-------- Extracted records
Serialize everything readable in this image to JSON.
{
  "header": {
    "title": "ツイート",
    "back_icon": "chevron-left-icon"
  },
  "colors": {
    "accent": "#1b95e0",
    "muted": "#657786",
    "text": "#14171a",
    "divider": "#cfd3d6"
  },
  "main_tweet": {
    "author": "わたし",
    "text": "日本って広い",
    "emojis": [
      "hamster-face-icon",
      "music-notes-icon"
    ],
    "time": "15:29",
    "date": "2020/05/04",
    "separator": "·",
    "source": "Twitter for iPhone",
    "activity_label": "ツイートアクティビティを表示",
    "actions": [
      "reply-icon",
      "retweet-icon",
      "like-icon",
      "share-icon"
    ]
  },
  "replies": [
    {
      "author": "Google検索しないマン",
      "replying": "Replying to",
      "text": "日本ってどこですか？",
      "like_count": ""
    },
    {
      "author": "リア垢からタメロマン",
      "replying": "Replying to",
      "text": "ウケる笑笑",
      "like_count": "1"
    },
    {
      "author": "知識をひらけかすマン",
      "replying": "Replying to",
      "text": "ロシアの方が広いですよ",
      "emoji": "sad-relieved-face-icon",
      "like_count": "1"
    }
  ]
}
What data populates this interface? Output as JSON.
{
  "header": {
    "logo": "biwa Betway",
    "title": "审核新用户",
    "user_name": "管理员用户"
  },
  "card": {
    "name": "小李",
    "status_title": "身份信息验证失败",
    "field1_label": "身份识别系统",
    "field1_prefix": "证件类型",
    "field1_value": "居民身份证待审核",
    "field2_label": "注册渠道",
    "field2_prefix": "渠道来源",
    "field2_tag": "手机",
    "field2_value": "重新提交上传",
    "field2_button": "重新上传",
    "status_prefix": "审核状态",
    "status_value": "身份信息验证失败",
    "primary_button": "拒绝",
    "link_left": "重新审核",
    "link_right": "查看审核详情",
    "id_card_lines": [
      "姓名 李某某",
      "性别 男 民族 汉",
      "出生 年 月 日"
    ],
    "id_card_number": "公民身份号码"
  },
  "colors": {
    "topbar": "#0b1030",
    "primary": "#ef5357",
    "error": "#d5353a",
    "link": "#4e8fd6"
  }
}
----------------
▸ **What you will do**
From the entries, copy out each line containing the word "this".

▸ **In response**
Serialize everything readable in this image to JSON.
What data populates this interface? Output as JSON.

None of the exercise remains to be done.